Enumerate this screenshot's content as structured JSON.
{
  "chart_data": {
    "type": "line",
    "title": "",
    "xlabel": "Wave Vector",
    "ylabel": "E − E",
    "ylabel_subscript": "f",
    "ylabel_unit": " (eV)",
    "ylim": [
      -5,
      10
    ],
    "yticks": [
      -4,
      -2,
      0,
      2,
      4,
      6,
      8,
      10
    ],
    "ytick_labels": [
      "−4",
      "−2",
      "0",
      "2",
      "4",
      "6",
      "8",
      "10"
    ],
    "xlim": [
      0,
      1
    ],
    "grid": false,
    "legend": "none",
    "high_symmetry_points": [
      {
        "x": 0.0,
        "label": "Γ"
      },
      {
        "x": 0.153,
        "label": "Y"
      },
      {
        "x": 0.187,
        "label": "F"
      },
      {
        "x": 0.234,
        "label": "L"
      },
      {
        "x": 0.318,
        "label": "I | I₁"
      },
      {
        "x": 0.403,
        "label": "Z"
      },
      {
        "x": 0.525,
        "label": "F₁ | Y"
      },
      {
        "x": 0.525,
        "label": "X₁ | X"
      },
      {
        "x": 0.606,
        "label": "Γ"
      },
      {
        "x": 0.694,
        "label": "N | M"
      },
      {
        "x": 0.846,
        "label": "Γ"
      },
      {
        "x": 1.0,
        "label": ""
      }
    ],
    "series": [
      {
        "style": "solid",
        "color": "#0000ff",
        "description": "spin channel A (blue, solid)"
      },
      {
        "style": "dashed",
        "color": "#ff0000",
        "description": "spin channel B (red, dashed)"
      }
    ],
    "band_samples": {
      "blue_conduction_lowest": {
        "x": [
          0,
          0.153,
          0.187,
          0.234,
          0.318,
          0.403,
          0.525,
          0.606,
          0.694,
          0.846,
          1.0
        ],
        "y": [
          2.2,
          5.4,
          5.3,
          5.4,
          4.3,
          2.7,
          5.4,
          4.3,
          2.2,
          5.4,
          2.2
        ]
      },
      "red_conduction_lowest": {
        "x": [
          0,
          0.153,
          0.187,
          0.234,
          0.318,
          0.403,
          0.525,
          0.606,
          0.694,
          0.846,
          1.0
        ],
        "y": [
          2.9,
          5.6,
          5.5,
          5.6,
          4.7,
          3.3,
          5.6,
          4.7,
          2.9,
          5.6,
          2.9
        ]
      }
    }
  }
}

______________________________

**WHAT THIS TASK INVOLVES:**
Check each line of the records for "description" and copy the ones that contain it.

**ANSWER IN FULL:**
        "description": "spin channel A (blue, solid)"
        "description": "spin channel B (red, dashed)"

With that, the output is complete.